_The request_
Copy out each line of the material below with no changes.

╭─ Records for this exercise

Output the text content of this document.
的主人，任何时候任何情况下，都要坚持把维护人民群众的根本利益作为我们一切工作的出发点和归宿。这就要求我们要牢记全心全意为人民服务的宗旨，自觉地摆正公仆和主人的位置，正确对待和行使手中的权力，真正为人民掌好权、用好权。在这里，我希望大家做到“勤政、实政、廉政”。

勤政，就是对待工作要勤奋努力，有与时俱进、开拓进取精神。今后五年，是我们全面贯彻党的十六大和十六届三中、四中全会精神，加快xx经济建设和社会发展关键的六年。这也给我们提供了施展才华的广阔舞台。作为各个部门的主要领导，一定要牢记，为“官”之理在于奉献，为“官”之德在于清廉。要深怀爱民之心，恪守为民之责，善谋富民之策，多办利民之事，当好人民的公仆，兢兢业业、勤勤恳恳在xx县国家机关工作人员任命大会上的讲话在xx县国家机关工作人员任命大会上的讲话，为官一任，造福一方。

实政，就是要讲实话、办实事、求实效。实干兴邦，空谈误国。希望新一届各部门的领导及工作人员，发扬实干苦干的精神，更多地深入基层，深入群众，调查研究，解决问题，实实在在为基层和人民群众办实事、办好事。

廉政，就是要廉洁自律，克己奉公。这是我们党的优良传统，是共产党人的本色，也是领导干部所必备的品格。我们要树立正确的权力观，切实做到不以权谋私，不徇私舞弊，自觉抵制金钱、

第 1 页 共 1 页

╰─

_The result_
Output the text content of this document.
的主人，任何时候任何情况下，都要坚持把维护人民群众的根本利益作为我们一切工作的出发点和归宿。这就要求我们要牢记全心全意为人民服务的宗旨，自觉地摆正公仆和主人的位置，正确对待和行使手中的权力，真正为人民掌好权、用好权。在这里，我希望大家做到“勤政、实政、廉政”。

勤政，就是对待工作要勤奋努力，有与时俱进、开拓进取精神。今后五年，是我们全面贯彻党的十六大和十六届三中、四中全会精神，加快xx经济建设和社会发展关键的六年。这也给我们提供了施展才华的广阔舞台。作为各个部门的主要领导，一定要牢记，为“官”之理在于奉献，为“官”之德在于清廉。要深怀爱民之心，恪守为民之责，善谋富民之策，多办利民之事，当好人民的公仆，兢兢业业、勤勤恳恳在xx县国家机关工作人员任命大会上的讲话在xx县国家机关工作人员任命大会上的讲话，为官一任，造福一方。

实政，就是要讲实话、办实事、求实效。实干兴邦，空谈误国。希望新一届各部门的领导及工作人员，发扬实干苦干的精神，更多地深入基层，深入群众，调查研究，解决问题，实实在在为基层和人民群众办实事、办好事。

廉政，就是要廉洁自律，克己奉公。这是我们党的优良传统，是共产党人的本色，也是领导干部所必备的品格。我们要树立正确的权力观，切实做到不以权谋私，不徇私舞弊，自觉抵制金钱、

第 1 页 共 1 页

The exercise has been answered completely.